Please rewrite the material from its first line through the line containing "slice-name: Licitaciones Escritas", renaming "slice-percent" to "slice-share" and leaving everything else unchanged.

— Begin INFORMATION GIVEN —

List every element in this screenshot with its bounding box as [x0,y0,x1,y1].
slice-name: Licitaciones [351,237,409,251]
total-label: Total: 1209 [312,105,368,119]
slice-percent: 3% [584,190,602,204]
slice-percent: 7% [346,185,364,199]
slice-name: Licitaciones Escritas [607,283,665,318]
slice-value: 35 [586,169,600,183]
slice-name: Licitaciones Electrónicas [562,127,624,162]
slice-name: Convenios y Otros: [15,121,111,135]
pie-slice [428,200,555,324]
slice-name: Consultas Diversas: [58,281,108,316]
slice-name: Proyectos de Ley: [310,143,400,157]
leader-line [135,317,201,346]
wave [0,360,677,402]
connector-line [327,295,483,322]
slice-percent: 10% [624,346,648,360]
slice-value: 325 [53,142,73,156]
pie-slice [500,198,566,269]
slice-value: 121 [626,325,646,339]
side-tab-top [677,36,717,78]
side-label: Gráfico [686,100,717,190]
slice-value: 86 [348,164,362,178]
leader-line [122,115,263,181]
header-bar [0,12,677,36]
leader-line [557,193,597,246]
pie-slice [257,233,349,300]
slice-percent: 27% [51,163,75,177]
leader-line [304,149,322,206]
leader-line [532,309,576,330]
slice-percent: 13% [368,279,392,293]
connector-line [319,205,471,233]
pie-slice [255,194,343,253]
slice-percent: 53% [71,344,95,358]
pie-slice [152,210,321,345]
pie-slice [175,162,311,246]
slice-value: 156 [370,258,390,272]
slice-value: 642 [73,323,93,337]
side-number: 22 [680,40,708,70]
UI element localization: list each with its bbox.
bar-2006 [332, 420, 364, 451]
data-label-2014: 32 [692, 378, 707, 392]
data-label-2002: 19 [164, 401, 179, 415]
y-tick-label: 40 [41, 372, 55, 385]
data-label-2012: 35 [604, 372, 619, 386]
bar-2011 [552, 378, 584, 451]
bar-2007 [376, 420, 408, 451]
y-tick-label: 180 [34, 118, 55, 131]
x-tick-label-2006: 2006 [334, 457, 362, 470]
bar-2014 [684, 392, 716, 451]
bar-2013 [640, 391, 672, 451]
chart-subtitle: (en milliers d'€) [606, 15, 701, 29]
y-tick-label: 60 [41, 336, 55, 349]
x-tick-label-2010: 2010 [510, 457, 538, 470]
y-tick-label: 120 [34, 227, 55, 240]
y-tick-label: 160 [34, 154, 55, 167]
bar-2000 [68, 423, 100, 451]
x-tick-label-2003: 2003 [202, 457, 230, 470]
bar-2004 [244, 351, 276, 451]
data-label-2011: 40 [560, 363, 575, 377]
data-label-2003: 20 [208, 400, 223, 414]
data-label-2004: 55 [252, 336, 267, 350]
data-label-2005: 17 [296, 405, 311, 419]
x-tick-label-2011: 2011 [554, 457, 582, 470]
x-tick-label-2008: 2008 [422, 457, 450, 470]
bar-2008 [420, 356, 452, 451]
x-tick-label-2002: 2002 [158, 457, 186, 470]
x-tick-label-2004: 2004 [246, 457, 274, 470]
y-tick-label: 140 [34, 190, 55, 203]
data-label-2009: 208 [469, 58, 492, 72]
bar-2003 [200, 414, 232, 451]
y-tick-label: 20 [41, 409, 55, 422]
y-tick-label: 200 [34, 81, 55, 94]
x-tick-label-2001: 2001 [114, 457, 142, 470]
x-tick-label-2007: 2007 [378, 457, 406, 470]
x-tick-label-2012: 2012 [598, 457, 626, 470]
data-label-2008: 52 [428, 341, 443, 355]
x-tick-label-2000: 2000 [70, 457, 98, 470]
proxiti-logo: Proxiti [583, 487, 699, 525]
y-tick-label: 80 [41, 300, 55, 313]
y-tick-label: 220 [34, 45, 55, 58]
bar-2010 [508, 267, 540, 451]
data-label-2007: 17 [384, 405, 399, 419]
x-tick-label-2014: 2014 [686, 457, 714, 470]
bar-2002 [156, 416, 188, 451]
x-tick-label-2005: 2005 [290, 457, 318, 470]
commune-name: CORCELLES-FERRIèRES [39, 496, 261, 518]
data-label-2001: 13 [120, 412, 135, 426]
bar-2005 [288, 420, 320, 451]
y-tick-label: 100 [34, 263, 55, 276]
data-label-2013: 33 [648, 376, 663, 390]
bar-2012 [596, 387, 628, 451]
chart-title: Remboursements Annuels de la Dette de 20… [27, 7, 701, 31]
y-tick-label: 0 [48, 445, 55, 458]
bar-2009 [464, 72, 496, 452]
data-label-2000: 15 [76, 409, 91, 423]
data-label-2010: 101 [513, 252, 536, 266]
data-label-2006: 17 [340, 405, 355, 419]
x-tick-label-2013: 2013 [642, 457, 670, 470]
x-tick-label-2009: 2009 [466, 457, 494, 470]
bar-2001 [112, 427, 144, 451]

— End INFORMATION GIVEN —

[THE OUTPUT]
List every element in this screenshot with its bounding box as [x0,y0,x1,y1].
slice-name: Licitaciones [351,237,409,251]
total-label: Total: 1209 [312,105,368,119]
slice-share: 3% [584,190,602,204]
slice-share: 7% [346,185,364,199]
slice-name: Licitaciones Escritas [607,283,665,318]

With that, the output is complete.